**Problem description**
Check each line of the records below and collect those that include the word "capacity".

**Records**

---*---

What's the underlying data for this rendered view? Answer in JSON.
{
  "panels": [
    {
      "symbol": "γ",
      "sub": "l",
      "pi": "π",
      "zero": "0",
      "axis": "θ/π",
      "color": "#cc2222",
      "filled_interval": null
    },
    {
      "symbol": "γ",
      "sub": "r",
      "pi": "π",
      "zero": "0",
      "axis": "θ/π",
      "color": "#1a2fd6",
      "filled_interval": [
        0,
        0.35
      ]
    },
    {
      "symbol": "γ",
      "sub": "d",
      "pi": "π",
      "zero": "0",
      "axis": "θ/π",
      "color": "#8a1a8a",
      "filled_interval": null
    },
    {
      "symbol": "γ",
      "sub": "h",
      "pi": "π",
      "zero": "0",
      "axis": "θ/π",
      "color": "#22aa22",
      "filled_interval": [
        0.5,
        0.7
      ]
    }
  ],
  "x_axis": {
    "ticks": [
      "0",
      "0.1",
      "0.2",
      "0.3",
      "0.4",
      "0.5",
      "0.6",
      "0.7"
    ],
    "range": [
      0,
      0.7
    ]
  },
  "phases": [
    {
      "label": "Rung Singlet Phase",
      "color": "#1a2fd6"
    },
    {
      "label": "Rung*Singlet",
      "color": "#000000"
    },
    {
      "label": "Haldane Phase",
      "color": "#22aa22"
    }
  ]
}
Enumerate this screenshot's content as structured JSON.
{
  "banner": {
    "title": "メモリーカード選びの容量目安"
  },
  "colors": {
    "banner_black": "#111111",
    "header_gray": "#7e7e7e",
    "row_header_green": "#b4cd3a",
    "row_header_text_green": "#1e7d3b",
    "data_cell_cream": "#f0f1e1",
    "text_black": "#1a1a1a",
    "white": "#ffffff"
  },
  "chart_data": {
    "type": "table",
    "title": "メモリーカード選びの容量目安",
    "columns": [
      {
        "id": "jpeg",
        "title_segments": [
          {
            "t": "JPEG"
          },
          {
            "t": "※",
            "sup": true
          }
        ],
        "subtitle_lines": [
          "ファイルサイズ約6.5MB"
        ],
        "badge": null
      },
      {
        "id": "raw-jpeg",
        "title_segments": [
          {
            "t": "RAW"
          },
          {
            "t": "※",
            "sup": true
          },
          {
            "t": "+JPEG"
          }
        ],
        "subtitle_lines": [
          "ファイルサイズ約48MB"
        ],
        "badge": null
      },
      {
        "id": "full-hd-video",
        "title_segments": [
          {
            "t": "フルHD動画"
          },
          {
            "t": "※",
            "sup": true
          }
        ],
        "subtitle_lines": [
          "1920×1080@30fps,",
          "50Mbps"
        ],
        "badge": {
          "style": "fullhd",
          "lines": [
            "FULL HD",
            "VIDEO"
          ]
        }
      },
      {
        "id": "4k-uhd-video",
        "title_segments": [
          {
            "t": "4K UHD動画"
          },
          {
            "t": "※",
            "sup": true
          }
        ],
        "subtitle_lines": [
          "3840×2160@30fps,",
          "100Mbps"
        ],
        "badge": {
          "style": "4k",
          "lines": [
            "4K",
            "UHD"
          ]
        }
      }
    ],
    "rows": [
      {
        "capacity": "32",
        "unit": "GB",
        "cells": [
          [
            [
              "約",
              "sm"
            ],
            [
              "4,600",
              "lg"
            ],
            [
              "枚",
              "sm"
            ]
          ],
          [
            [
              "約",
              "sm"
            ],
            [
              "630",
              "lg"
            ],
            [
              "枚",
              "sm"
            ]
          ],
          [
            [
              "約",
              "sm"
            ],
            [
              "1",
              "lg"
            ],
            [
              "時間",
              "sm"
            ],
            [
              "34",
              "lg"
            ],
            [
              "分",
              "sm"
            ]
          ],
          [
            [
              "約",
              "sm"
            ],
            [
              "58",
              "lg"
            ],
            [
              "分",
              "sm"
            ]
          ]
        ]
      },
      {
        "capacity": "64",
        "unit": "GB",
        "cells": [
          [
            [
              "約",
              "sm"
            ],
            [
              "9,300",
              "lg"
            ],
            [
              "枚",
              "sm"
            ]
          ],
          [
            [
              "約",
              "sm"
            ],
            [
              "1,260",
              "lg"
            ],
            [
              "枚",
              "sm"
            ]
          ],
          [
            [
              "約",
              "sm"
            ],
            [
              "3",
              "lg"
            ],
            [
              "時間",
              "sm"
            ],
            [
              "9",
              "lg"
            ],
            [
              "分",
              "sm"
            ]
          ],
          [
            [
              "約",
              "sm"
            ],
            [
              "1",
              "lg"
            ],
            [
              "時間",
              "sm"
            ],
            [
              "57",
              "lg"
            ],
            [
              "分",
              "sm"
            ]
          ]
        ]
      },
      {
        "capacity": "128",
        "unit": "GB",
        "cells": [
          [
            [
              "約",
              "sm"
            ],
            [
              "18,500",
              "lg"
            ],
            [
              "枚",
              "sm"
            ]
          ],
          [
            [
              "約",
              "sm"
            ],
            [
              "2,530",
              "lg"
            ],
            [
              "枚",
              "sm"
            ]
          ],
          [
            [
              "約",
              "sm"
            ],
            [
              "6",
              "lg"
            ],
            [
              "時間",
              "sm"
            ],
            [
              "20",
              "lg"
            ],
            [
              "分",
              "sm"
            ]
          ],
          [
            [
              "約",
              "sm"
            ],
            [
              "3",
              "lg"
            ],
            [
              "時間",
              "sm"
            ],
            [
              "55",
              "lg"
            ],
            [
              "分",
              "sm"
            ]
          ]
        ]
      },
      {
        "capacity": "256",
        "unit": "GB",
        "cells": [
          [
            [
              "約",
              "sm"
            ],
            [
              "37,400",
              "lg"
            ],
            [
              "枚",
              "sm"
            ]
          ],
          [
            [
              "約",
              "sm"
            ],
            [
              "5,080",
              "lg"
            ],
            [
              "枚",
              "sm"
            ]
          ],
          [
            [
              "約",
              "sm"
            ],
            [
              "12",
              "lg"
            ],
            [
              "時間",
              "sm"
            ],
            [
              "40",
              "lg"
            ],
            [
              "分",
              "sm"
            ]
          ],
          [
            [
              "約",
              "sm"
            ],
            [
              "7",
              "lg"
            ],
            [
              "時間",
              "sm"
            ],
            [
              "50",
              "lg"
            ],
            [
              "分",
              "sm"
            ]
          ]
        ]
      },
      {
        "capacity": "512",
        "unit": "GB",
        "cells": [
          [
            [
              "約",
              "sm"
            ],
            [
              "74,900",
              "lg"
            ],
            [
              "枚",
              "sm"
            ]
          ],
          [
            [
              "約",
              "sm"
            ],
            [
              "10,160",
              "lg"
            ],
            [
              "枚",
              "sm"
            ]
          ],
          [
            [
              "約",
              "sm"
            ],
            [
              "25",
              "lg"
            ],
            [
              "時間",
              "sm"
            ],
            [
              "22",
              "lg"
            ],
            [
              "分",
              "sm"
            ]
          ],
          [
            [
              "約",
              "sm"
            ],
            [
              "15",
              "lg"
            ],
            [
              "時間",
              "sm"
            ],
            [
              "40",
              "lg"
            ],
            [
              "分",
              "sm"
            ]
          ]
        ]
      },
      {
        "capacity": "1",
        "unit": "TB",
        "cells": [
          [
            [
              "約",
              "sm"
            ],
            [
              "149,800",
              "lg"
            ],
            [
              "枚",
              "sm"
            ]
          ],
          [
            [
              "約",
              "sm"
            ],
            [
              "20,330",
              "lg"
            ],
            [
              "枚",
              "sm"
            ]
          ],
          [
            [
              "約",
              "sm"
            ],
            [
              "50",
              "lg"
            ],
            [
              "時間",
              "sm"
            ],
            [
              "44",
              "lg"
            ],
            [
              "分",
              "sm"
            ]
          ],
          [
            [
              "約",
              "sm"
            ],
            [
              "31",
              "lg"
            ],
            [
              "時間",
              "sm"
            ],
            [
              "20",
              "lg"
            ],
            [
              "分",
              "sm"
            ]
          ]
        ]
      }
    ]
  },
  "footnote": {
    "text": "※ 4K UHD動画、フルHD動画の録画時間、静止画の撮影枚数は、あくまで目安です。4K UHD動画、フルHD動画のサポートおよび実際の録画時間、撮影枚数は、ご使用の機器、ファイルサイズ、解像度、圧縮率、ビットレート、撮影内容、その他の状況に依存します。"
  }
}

---*---

**Result of this task**
        "capacity": "32",
        "capacity": "64",
        "capacity": "128",
        "capacity": "256",
        "capacity": "512",
        "capacity": "1",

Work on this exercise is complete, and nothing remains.